● Listed records:
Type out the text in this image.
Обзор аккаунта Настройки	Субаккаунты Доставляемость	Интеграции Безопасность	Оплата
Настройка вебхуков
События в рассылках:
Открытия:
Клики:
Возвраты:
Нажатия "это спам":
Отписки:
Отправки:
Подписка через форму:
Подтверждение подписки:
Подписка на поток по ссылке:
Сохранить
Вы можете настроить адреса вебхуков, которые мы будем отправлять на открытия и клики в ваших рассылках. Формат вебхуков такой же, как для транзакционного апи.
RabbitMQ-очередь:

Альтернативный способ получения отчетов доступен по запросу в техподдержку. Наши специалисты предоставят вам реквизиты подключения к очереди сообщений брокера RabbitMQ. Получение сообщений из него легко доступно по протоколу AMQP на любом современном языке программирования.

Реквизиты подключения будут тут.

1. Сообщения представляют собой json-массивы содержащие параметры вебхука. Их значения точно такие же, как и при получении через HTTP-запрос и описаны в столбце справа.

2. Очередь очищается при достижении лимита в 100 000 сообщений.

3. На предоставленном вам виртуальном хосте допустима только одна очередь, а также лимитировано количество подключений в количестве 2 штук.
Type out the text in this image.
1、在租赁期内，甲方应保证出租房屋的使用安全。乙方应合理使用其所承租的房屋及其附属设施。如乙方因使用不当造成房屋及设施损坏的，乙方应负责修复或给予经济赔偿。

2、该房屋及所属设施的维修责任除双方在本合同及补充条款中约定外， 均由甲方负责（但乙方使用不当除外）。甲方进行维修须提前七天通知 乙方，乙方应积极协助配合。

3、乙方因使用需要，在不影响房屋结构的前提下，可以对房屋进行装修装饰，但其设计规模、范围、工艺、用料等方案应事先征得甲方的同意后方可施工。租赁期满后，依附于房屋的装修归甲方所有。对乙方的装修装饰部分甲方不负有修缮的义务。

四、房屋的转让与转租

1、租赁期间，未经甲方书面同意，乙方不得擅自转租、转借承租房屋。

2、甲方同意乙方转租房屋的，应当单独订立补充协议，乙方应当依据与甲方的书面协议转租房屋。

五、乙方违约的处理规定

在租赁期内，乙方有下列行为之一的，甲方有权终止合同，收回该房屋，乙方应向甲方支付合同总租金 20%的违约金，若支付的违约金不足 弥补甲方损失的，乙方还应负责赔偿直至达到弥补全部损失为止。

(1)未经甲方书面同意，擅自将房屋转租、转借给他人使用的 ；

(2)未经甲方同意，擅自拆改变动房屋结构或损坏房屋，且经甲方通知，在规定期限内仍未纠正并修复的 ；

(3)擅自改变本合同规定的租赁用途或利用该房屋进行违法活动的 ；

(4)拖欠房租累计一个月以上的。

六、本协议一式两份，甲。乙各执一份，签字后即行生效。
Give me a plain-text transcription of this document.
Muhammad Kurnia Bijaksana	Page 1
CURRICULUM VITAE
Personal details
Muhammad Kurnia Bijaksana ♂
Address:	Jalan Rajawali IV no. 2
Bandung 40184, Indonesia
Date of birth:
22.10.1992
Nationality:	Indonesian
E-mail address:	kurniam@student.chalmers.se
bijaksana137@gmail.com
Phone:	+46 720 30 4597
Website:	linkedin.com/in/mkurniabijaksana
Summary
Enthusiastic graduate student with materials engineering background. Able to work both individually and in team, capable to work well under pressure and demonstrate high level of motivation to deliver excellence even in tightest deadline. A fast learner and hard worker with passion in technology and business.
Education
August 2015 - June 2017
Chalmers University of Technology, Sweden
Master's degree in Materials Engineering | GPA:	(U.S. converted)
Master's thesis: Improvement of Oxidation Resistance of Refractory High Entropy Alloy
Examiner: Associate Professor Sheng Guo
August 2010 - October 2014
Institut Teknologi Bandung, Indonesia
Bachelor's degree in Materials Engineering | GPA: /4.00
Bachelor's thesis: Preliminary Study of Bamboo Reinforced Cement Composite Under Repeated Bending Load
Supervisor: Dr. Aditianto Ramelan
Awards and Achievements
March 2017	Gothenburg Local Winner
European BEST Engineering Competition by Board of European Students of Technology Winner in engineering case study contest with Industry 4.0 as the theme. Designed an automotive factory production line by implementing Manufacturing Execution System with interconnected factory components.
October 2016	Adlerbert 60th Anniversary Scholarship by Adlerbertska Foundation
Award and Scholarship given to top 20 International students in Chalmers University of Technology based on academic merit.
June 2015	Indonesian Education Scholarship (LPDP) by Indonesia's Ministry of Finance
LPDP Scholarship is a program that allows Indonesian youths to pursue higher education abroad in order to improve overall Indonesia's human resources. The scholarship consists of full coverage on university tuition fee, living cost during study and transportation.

● Work to complete: Exactly as they are written, print the entries again.

● Result:
Type out the text in this image.
Обзор аккаунта Настройки	Субаккаунты Доставляемость	Интеграции Безопасность	Оплата
Настройка вебхуков
События в рассылках:
Открытия:
Клики:
Возвраты:
Нажатия "это спам":
Отписки:
Отправки:
Подписка через форму:
Подтверждение подписки:
Подписка на поток по ссылке:
Сохранить
Вы можете настроить адреса вебхуков, которые мы будем отправлять на открытия и клики в ваших рассылках. Формат вебхуков такой же, как для транзакционного апи.
RabbitMQ-очередь:

Альтернативный способ получения отчетов доступен по запросу в техподдержку. Наши специалисты предоставят вам реквизиты подключения к очереди сообщений брокера RabbitMQ. Получение сообщений из него легко доступно по протоколу AMQP на любом современном языке программирования.

Реквизиты подключения будут тут.

1. Сообщения представляют собой json-массивы содержащие параметры вебхука. Их значения точно такие же, как и при получении через HTTP-запрос и описаны в столбце справа.

2. Очередь очищается при достижении лимита в 100 000 сообщений.

3. На предоставленном вам виртуальном хосте допустима только одна очередь, а также лимитировано количество подключений в количестве 2 штук.
Type out the text in this image.
1、在租赁期内，甲方应保证出租房屋的使用安全。乙方应合理使用其所承租的房屋及其附属设施。如乙方因使用不当造成房屋及设施损坏的，乙方应负责修复或给予经济赔偿。

2、该房屋及所属设施的维修责任除双方在本合同及补充条款中约定外， 均由甲方负责（但乙方使用不当除外）。甲方进行维修须提前七天通知 乙方，乙方应积极协助配合。

3、乙方因使用需要，在不影响房屋结构的前提下，可以对房屋进行装修装饰，但其设计规模、范围、工艺、用料等方案应事先征得甲方的同意后方可施工。租赁期满后，依附于房屋的装修归甲方所有。对乙方的装修装饰部分甲方不负有修缮的义务。

四、房屋的转让与转租

1、租赁期间，未经甲方书面同意，乙方不得擅自转租、转借承租房屋。

2、甲方同意乙方转租房屋的，应当单独订立补充协议，乙方应当依据与甲方的书面协议转租房屋。

五、乙方违约的处理规定

在租赁期内，乙方有下列行为之一的，甲方有权终止合同，收回该房屋，乙方应向甲方支付合同总租金 20%的违约金，若支付的违约金不足 弥补甲方损失的，乙方还应负责赔偿直至达到弥补全部损失为止。

(1)未经甲方书面同意，擅自将房屋转租、转借给他人使用的 ；

(2)未经甲方同意，擅自拆改变动房屋结构或损坏房屋，且经甲方通知，在规定期限内仍未纠正并修复的 ；

(3)擅自改变本合同规定的租赁用途或利用该房屋进行违法活动的 ；

(4)拖欠房租累计一个月以上的。

六、本协议一式两份，甲。乙各执一份，签字后即行生效。
Give me a plain-text transcription of this document.
Muhammad Kurnia Bijaksana	Page 1
CURRICULUM VITAE
Personal details
Muhammad Kurnia Bijaksana ♂
Address:	Jalan Rajawali IV no. 2
Bandung 40184, Indonesia
Date of birth:
22.10.1992
Nationality:	Indonesian
E-mail address:	kurniam@student.chalmers.se
bijaksana137@gmail.com
Phone:	+46 720 30 4597
Website:	linkedin.com/in/mkurniabijaksana
Summary
Enthusiastic graduate student with materials engineering background. Able to work both individually and in team, capable to work well under pressure and demonstrate high level of motivation to deliver excellence even in tightest deadline. A fast learner and hard worker with passion in technology and business.
Education
August 2015 - June 2017
Chalmers University of Technology, Sweden
Master's degree in Materials Engineering | GPA:	(U.S. converted)
Master's thesis: Improvement of Oxidation Resistance of Refractory High Entropy Alloy
Examiner: Associate Professor Sheng Guo
August 2010 - October 2014
Institut Teknologi Bandung, Indonesia
Bachelor's degree in Materials Engineering | GPA: /4.00
Bachelor's thesis: Preliminary Study of Bamboo Reinforced Cement Composite Under Repeated Bending Load
Supervisor: Dr. Aditianto Ramelan
Awards and Achievements
March 2017	Gothenburg Local Winner
European BEST Engineering Competition by Board of European Students of Technology Winner in engineering case study contest with Industry 4.0 as the theme. Designed an automotive factory production line by implementing Manufacturing Execution System with interconnected factory components.
October 2016	Adlerbert 60th Anniversary Scholarship by Adlerbertska Foundation
Award and Scholarship given to top 20 International students in Chalmers University of Technology based on academic merit.
June 2015	Indonesian Education Scholarship (LPDP) by Indonesia's Ministry of Finance
LPDP Scholarship is a program that allows Indonesian youths to pursue higher education abroad in order to improve overall Indonesia's human resources. The scholarship consists of full coverage on university tuition fee, living cost during study and transportation.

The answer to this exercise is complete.